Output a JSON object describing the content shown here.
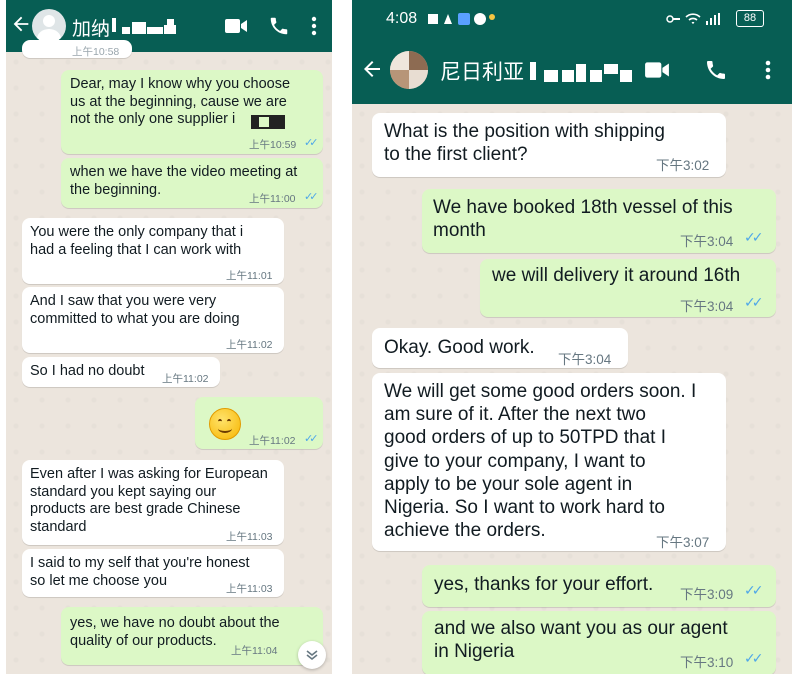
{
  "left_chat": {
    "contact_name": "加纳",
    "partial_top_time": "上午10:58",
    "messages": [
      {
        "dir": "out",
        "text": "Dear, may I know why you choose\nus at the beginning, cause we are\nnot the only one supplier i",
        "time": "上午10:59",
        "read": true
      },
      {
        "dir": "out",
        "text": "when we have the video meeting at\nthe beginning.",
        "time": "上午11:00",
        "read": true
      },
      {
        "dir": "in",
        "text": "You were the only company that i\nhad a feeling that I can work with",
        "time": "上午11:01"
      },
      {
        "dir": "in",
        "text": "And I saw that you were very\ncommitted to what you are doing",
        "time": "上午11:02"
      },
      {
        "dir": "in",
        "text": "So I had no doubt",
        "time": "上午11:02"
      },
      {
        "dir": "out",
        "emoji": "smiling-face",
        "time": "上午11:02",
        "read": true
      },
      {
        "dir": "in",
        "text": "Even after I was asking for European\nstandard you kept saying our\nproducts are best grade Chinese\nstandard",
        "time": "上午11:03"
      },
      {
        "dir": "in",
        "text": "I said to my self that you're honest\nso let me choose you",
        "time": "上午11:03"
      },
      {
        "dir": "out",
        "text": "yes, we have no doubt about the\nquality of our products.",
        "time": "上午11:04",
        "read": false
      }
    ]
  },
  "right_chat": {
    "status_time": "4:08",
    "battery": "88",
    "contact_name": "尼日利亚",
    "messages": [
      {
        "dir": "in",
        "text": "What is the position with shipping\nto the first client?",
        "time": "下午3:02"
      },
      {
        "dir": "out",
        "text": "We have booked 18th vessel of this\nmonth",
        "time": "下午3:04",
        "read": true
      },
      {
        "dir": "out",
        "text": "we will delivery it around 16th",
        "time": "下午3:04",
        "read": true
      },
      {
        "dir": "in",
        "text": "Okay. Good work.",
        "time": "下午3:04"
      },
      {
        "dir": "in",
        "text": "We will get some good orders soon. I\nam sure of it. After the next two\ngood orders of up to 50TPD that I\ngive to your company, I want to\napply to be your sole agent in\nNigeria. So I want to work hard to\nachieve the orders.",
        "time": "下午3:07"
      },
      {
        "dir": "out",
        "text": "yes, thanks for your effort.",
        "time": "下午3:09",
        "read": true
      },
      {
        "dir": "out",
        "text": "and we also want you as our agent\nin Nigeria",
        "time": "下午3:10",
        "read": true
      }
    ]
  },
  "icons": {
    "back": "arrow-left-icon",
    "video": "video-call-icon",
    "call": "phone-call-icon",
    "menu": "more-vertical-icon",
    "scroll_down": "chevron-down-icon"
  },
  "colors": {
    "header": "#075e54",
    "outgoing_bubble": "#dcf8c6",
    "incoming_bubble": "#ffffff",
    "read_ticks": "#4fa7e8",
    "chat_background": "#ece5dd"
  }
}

---------------

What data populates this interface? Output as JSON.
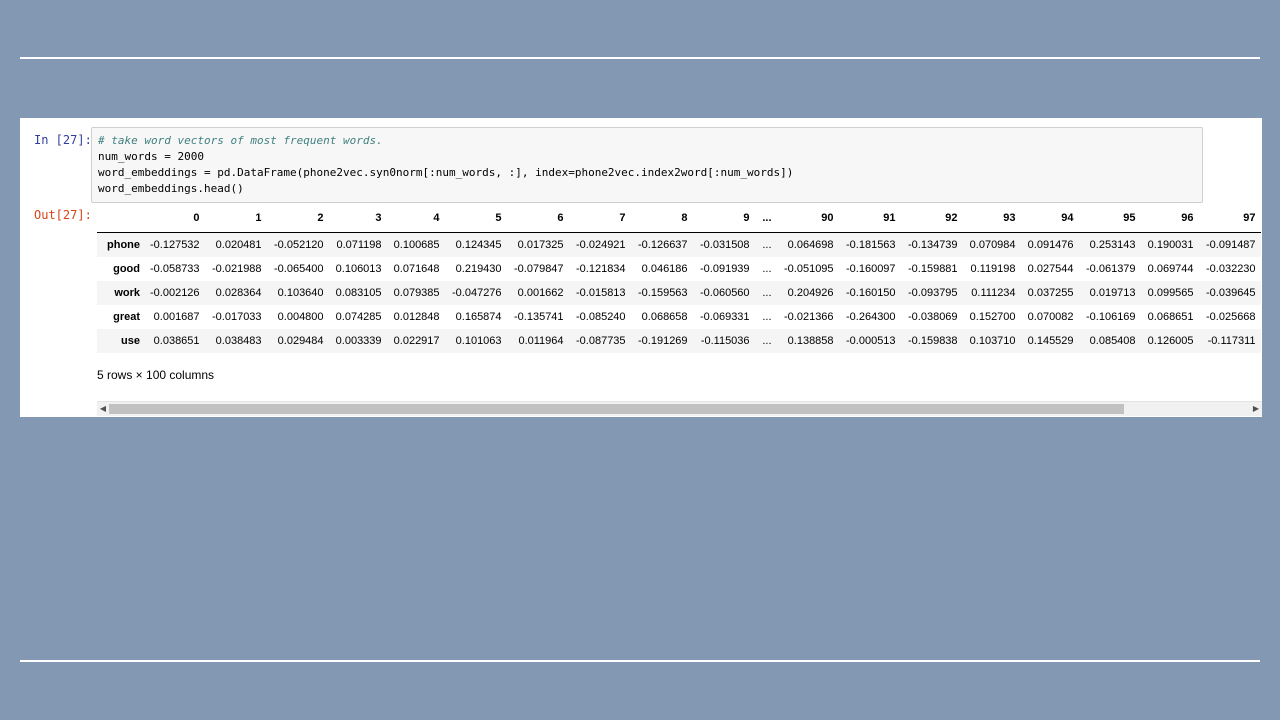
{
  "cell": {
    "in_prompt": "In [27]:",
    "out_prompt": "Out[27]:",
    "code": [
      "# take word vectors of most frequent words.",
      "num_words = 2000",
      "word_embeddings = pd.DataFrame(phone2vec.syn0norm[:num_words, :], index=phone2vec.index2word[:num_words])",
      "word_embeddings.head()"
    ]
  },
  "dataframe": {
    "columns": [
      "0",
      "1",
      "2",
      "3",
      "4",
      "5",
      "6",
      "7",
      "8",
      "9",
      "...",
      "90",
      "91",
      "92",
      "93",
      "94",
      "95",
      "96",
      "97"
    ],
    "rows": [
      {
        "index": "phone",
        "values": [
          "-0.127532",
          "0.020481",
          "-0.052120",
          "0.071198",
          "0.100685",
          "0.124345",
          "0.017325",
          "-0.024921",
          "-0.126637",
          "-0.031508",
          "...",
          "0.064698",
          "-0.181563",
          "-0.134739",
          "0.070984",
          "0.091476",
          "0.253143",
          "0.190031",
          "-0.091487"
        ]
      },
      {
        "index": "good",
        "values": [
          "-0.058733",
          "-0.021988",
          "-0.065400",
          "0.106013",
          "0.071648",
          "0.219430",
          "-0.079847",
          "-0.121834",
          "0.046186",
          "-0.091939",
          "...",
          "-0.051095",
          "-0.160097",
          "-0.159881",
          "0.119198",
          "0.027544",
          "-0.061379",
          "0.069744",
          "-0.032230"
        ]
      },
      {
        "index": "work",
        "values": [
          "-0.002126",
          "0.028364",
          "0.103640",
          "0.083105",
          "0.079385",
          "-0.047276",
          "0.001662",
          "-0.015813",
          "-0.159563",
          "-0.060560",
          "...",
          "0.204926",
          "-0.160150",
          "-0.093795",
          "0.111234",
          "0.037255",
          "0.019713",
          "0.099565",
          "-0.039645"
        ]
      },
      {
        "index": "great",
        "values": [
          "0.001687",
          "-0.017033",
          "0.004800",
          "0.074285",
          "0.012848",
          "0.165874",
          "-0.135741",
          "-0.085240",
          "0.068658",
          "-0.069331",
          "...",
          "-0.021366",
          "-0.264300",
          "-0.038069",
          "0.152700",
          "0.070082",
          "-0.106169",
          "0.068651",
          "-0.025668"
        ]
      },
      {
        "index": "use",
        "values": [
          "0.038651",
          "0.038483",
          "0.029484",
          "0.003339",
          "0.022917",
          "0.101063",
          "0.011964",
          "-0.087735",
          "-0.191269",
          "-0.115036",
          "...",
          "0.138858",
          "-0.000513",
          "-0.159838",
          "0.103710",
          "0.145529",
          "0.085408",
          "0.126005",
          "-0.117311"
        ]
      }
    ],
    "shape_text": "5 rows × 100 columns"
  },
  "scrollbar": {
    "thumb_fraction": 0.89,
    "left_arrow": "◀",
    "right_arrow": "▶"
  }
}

---------------

* _Set exercise_: Work through the records above line by line and count those that hold the string "beginning". Give only the result.

* _Exercise output_: 2